OBJECTIVE
Copy every line of the data exactly, leaving nothing out.

RECORDS FOR THE EXERCISE
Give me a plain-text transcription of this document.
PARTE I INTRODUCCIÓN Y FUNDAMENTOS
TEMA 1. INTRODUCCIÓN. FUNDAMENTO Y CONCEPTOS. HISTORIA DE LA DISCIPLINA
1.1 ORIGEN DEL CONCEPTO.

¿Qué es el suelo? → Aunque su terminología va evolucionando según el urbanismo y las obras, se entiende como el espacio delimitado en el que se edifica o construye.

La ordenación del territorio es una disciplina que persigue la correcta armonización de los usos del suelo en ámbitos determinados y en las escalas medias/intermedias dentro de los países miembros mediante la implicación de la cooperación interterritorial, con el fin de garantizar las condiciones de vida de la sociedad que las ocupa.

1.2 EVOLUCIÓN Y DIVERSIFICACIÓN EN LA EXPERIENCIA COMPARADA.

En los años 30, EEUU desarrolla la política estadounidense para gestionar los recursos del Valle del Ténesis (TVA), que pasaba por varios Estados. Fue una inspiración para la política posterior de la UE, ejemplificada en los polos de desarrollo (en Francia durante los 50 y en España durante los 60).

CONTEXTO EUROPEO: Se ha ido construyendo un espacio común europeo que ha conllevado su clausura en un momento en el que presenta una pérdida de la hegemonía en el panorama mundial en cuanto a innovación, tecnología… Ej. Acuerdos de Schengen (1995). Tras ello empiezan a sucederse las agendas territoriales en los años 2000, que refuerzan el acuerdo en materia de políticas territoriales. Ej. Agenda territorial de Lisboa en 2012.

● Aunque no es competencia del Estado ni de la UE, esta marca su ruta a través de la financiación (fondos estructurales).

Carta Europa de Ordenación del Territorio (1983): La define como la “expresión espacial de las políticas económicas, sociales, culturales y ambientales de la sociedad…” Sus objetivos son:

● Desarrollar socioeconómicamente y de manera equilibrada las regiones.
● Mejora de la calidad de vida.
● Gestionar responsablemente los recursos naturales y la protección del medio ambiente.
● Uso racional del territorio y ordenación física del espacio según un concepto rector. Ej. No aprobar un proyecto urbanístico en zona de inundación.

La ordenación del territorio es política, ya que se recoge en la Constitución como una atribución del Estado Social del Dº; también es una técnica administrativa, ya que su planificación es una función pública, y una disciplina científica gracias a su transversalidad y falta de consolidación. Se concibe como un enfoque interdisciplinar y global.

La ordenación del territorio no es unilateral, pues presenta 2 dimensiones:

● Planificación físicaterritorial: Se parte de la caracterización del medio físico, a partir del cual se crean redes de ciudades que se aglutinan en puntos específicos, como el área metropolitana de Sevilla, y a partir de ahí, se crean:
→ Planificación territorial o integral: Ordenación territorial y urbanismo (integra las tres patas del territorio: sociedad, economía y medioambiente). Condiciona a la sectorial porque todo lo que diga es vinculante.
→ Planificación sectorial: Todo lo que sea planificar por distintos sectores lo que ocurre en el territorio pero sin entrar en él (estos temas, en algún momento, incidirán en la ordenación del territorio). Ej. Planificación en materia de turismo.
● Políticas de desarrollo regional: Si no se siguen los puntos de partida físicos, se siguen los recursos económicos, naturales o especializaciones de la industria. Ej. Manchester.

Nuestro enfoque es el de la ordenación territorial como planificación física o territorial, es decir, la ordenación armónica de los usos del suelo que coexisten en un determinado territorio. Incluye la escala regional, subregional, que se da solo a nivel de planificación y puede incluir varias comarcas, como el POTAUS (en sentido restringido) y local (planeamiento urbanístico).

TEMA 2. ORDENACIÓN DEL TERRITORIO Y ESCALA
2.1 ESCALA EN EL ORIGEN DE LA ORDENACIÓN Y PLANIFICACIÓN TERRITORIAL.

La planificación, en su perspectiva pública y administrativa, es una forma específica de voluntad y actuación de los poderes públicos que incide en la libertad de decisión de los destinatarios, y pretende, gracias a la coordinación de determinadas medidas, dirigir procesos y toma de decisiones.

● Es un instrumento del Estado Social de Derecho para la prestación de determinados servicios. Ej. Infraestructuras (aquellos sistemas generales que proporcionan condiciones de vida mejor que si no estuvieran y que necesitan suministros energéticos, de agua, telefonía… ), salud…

SOLUTION TO THE EXERCISE
Give me a plain-text transcription of this document.
PARTE I INTRODUCCIÓN Y FUNDAMENTOS
TEMA 1. INTRODUCCIÓN. FUNDAMENTO Y CONCEPTOS. HISTORIA DE LA DISCIPLINA
1.1 ORIGEN DEL CONCEPTO.

¿Qué es el suelo? → Aunque su terminología va evolucionando según el urbanismo y las obras, se entiende como el espacio delimitado en el que se edifica o construye.

La ordenación del territorio es una disciplina que persigue la correcta armonización de los usos del suelo en ámbitos determinados y en las escalas medias/intermedias dentro de los países miembros mediante la implicación de la cooperación interterritorial, con el fin de garantizar las condiciones de vida de la sociedad que las ocupa.

1.2 EVOLUCIÓN Y DIVERSIFICACIÓN EN LA EXPERIENCIA COMPARADA.

En los años 30, EEUU desarrolla la política estadounidense para gestionar los recursos del Valle del Ténesis (TVA), que pasaba por varios Estados. Fue una inspiración para la política posterior de la UE, ejemplificada en los polos de desarrollo (en Francia durante los 50 y en España durante los 60).

CONTEXTO EUROPEO: Se ha ido construyendo un espacio común europeo que ha conllevado su clausura en un momento en el que presenta una pérdida de la hegemonía en el panorama mundial en cuanto a innovación, tecnología… Ej. Acuerdos de Schengen (1995). Tras ello empiezan a sucederse las agendas territoriales en los años 2000, que refuerzan el acuerdo en materia de políticas territoriales. Ej. Agenda territorial de Lisboa en 2012.

● Aunque no es competencia del Estado ni de la UE, esta marca su ruta a través de la financiación (fondos estructurales).

Carta Europa de Ordenación del Territorio (1983): La define como la “expresión espacial de las políticas económicas, sociales, culturales y ambientales de la sociedad…” Sus objetivos son:

● Desarrollar socioeconómicamente y de manera equilibrada las regiones.
● Mejora de la calidad de vida.
● Gestionar responsablemente los recursos naturales y la protección del medio ambiente.
● Uso racional del territorio y ordenación física del espacio según un concepto rector. Ej. No aprobar un proyecto urbanístico en zona de inundación.

La ordenación del territorio es política, ya que se recoge en la Constitución como una atribución del Estado Social del Dº; también es una técnica administrativa, ya que su planificación es una función pública, y una disciplina científica gracias a su transversalidad y falta de consolidación. Se concibe como un enfoque interdisciplinar y global.

La ordenación del territorio no es unilateral, pues presenta 2 dimensiones:

● Planificación físicaterritorial: Se parte de la caracterización del medio físico, a partir del cual se crean redes de ciudades que se aglutinan en puntos específicos, como el área metropolitana de Sevilla, y a partir de ahí, se crean:
→ Planificación territorial o integral: Ordenación territorial y urbanismo (integra las tres patas del territorio: sociedad, economía y medioambiente). Condiciona a la sectorial porque todo lo que diga es vinculante.
→ Planificación sectorial: Todo lo que sea planificar por distintos sectores lo que ocurre en el territorio pero sin entrar en él (estos temas, en algún momento, incidirán en la ordenación del territorio). Ej. Planificación en materia de turismo.
● Políticas de desarrollo regional: Si no se siguen los puntos de partida físicos, se siguen los recursos económicos, naturales o especializaciones de la industria. Ej. Manchester.

Nuestro enfoque es el de la ordenación territorial como planificación física o territorial, es decir, la ordenación armónica de los usos del suelo que coexisten en un determinado territorio. Incluye la escala regional, subregional, que se da solo a nivel de planificación y puede incluir varias comarcas, como el POTAUS (en sentido restringido) y local (planeamiento urbanístico).

TEMA 2. ORDENACIÓN DEL TERRITORIO Y ESCALA
2.1 ESCALA EN EL ORIGEN DE LA ORDENACIÓN Y PLANIFICACIÓN TERRITORIAL.

La planificación, en su perspectiva pública y administrativa, es una forma específica de voluntad y actuación de los poderes públicos que incide en la libertad de decisión de los destinatarios, y pretende, gracias a la coordinación de determinadas medidas, dirigir procesos y toma de decisiones.

● Es un instrumento del Estado Social de Derecho para la prestación de determinados servicios. Ej. Infraestructuras (aquellos sistemas generales que proporcionan condiciones de vida mejor que si no estuvieran y que necesitan suministros energéticos, de agua, telefonía… ), salud…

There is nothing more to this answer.